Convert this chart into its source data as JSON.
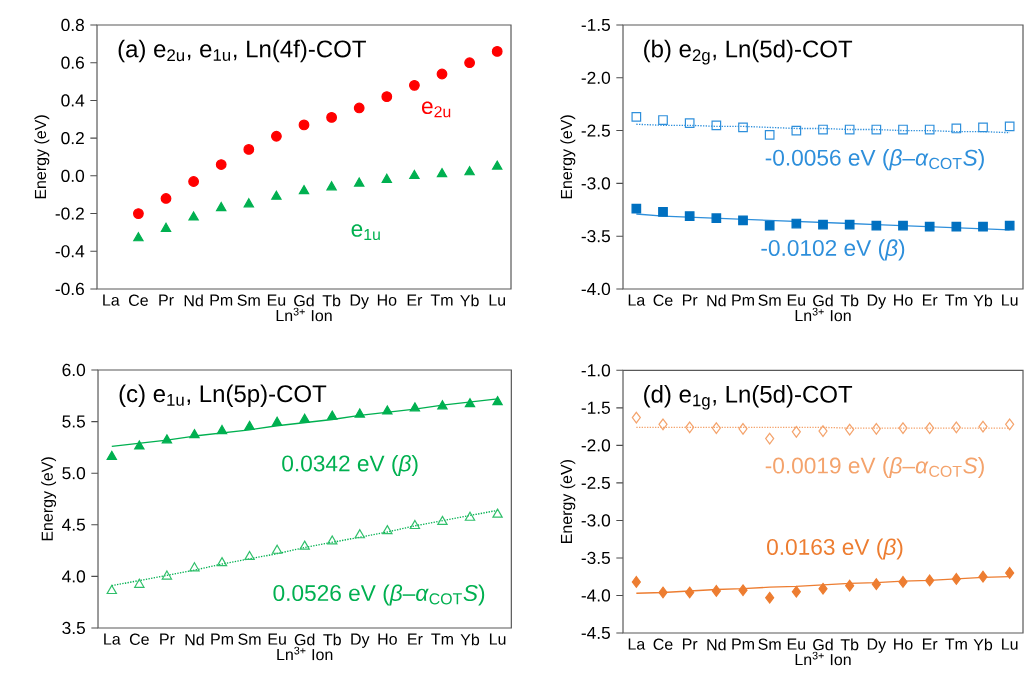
{
  "chart_data": [
    {
      "type": "scatter",
      "title": "(a) e$_{2u}$, e$_{1u}$, Ln(4f)-COT",
      "xlabel": "Ln$^{3+}$ Ion",
      "ylabel": "Energy (eV)",
      "categories": [
        "La",
        "Ce",
        "Pr",
        "Nd",
        "Pm",
        "Sm",
        "Eu",
        "Gd",
        "Tb",
        "Dy",
        "Ho",
        "Er",
        "Tm",
        "Yb",
        "Lu"
      ],
      "ylim": [
        -0.6,
        0.8
      ],
      "yticks": [
        {
          "value": -0.6,
          "label": "-0.6"
        },
        {
          "value": -0.4,
          "label": "-0.4"
        },
        {
          "value": -0.2,
          "label": "-0.2"
        },
        {
          "value": 0,
          "label": "0.0"
        },
        {
          "value": 0.2,
          "label": "0.2"
        },
        {
          "value": 0.4,
          "label": "0.4"
        },
        {
          "value": 0.6,
          "label": "0.6"
        },
        {
          "value": 0.8,
          "label": "0.8"
        }
      ],
      "series": [
        {
          "name": "e$_{2u}$",
          "marker": "circle",
          "color": "#ff0000",
          "values": [
            null,
            -0.2,
            -0.12,
            -0.03,
            0.06,
            0.14,
            0.21,
            0.27,
            0.31,
            0.36,
            0.42,
            0.48,
            0.54,
            0.6,
            0.66
          ]
        },
        {
          "name": "e$_{1u}$",
          "marker": "triangle",
          "color": "#00b050",
          "values": [
            null,
            -0.33,
            -0.28,
            -0.22,
            -0.17,
            -0.15,
            -0.11,
            -0.08,
            -0.06,
            -0.04,
            -0.02,
            0.0,
            0.01,
            0.02,
            0.05
          ]
        }
      ]
    },
    {
      "type": "scatter",
      "title": "(b) e$_{2g}$, Ln(5d)-COT",
      "xlabel": "Ln$^{3+}$ Ion",
      "ylabel": "Energy (eV)",
      "categories": [
        "La",
        "Ce",
        "Pr",
        "Nd",
        "Pm",
        "Sm",
        "Eu",
        "Gd",
        "Tb",
        "Dy",
        "Ho",
        "Er",
        "Tm",
        "Yb",
        "Lu"
      ],
      "ylim": [
        -4.0,
        -1.5
      ],
      "yticks": [
        {
          "value": -4.0,
          "label": "-4.0"
        },
        {
          "value": -3.5,
          "label": "-3.5"
        },
        {
          "value": -3.0,
          "label": "-3.0"
        },
        {
          "value": -2.5,
          "label": "-2.5"
        },
        {
          "value": -2.0,
          "label": "-2.0"
        },
        {
          "value": -1.5,
          "label": "-1.5"
        }
      ],
      "series": [
        {
          "marker": "square",
          "color": "#2e8fdb",
          "values": [
            -2.37,
            -2.4,
            -2.43,
            -2.45,
            -2.47,
            -2.54,
            -2.5,
            -2.49,
            -2.49,
            -2.49,
            -2.49,
            -2.49,
            -2.48,
            -2.47,
            -2.46
          ]
        },
        {
          "marker": "square",
          "color": "#0070c0",
          "values": [
            -3.24,
            -3.27,
            -3.31,
            -3.33,
            -3.35,
            -3.4,
            -3.38,
            -3.39,
            -3.39,
            -3.4,
            -3.4,
            -3.41,
            -3.41,
            -3.41,
            -3.4
          ]
        },
        {
          "name": "-0.0056 eV (*β*–*α*$_{COT}$*S*)",
          "type": "line",
          "line_style": "dotted",
          "color": "#2e8fdb",
          "values": [
            -2.44,
            -2.45,
            -2.45,
            -2.46,
            -2.46,
            -2.47,
            -2.48,
            -2.48,
            -2.49,
            -2.49,
            -2.5,
            -2.5,
            -2.51,
            -2.51,
            -2.52
          ]
        },
        {
          "name": "-0.0102 eV (*β*)",
          "type": "line",
          "line_style": "solid",
          "color": "#2e8fdb",
          "values": [
            -3.29,
            -3.31,
            -3.32,
            -3.33,
            -3.34,
            -3.35,
            -3.36,
            -3.37,
            -3.38,
            -3.39,
            -3.4,
            -3.41,
            -3.42,
            -3.43,
            -3.44
          ]
        }
      ]
    },
    {
      "type": "scatter",
      "title": "(c) e$_{1u}$, Ln(5p)-COT",
      "xlabel": "Ln$^{3+}$ Ion",
      "ylabel": "Energy (eV)",
      "categories": [
        "La",
        "Ce",
        "Pr",
        "Nd",
        "Pm",
        "Sm",
        "Eu",
        "Gd",
        "Tb",
        "Dy",
        "Ho",
        "Er",
        "Tm",
        "Yb",
        "Lu"
      ],
      "ylim": [
        3.5,
        6.0
      ],
      "yticks": [
        {
          "value": 3.5,
          "label": "3.5"
        },
        {
          "value": 4.0,
          "label": "4.0"
        },
        {
          "value": 4.5,
          "label": "4.5"
        },
        {
          "value": 5.0,
          "label": "5.0"
        },
        {
          "value": 5.5,
          "label": "5.5"
        },
        {
          "value": 6.0,
          "label": "6.0"
        }
      ],
      "series": [
        {
          "marker": "triangle",
          "color": "#00b050",
          "values": [
            5.16,
            5.26,
            5.32,
            5.37,
            5.41,
            5.45,
            5.49,
            5.52,
            5.55,
            5.57,
            5.6,
            5.63,
            5.65,
            5.67,
            5.69
          ]
        },
        {
          "marker": "triangle",
          "color": "#2fbf6a",
          "values": [
            3.86,
            3.92,
            4.0,
            4.08,
            4.13,
            4.19,
            4.25,
            4.29,
            4.34,
            4.4,
            4.44,
            4.49,
            4.53,
            4.57,
            4.6
          ]
        },
        {
          "name": "0.0342 eV (*β*)",
          "type": "line",
          "line_style": "solid",
          "color": "#00b050",
          "values": [
            5.26,
            5.29,
            5.32,
            5.36,
            5.39,
            5.42,
            5.46,
            5.49,
            5.52,
            5.56,
            5.59,
            5.62,
            5.66,
            5.69,
            5.72
          ]
        },
        {
          "name": "0.0526 eV (*β*–*α*$_{COT}$*S*)",
          "type": "line",
          "line_style": "dotted",
          "color": "#00b050",
          "values": [
            3.91,
            3.96,
            4.01,
            4.06,
            4.12,
            4.17,
            4.22,
            4.28,
            4.33,
            4.38,
            4.43,
            4.49,
            4.54,
            4.59,
            4.64
          ]
        }
      ]
    },
    {
      "type": "scatter",
      "title": "(d) e$_{1g}$, Ln(5d)-COT",
      "xlabel": "Ln$^{3+}$ Ion",
      "ylabel": "Energy (eV)",
      "categories": [
        "La",
        "Ce",
        "Pr",
        "Nd",
        "Pm",
        "Sm",
        "Eu",
        "Gd",
        "Tb",
        "Dy",
        "Ho",
        "Er",
        "Tm",
        "Yb",
        "Lu"
      ],
      "ylim": [
        -4.5,
        -1.0
      ],
      "yticks": [
        {
          "value": -4.5,
          "label": "-4.5"
        },
        {
          "value": -4.0,
          "label": "-4.0"
        },
        {
          "value": -3.5,
          "label": "-3.5"
        },
        {
          "value": -3.0,
          "label": "-3.0"
        },
        {
          "value": -2.5,
          "label": "-2.5"
        },
        {
          "value": -2.0,
          "label": "-2.0"
        },
        {
          "value": -1.5,
          "label": "-1.5"
        },
        {
          "value": -1.0,
          "label": "-1.0"
        }
      ],
      "series": [
        {
          "marker": "diamond",
          "color": "#f4a36c",
          "values": [
            -1.63,
            -1.72,
            -1.76,
            -1.77,
            -1.78,
            -1.91,
            -1.82,
            -1.81,
            -1.79,
            -1.78,
            -1.77,
            -1.77,
            -1.76,
            -1.75,
            -1.72
          ]
        },
        {
          "marker": "diamond",
          "color": "#ed7d31",
          "values": [
            -3.82,
            -3.96,
            -3.96,
            -3.94,
            -3.93,
            -4.03,
            -3.95,
            -3.91,
            -3.87,
            -3.85,
            -3.82,
            -3.8,
            -3.78,
            -3.75,
            -3.7
          ]
        },
        {
          "name": "-0.0019 eV (*β*–*α*$_{COT}$*S*)",
          "type": "line",
          "line_style": "dotted",
          "color": "#f4a36c",
          "values": [
            -1.76,
            -1.76,
            -1.76,
            -1.76,
            -1.76,
            -1.76,
            -1.76,
            -1.76,
            -1.77,
            -1.77,
            -1.77,
            -1.77,
            -1.77,
            -1.77,
            -1.77
          ]
        },
        {
          "name": "0.0163 eV (*β*)",
          "type": "line",
          "line_style": "solid",
          "color": "#ed7d31",
          "values": [
            -3.97,
            -3.96,
            -3.94,
            -3.92,
            -3.91,
            -3.89,
            -3.88,
            -3.86,
            -3.84,
            -3.83,
            -3.81,
            -3.8,
            -3.78,
            -3.76,
            -3.75
          ]
        }
      ]
    }
  ]
}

Written instruction ▸
Extract from the data every line where "title" shows up.

The answer ▸
      "title": "(a) e$_{2u}$, e$_{1u}$, Ln(4f)-COT",
      "title": "(b) e$_{2g}$, Ln(5d)-COT",
      "title": "(c) e$_{1u}$, Ln(5p)-COT",
      "title": "(d) e$_{1g}$, Ln(5d)-COT",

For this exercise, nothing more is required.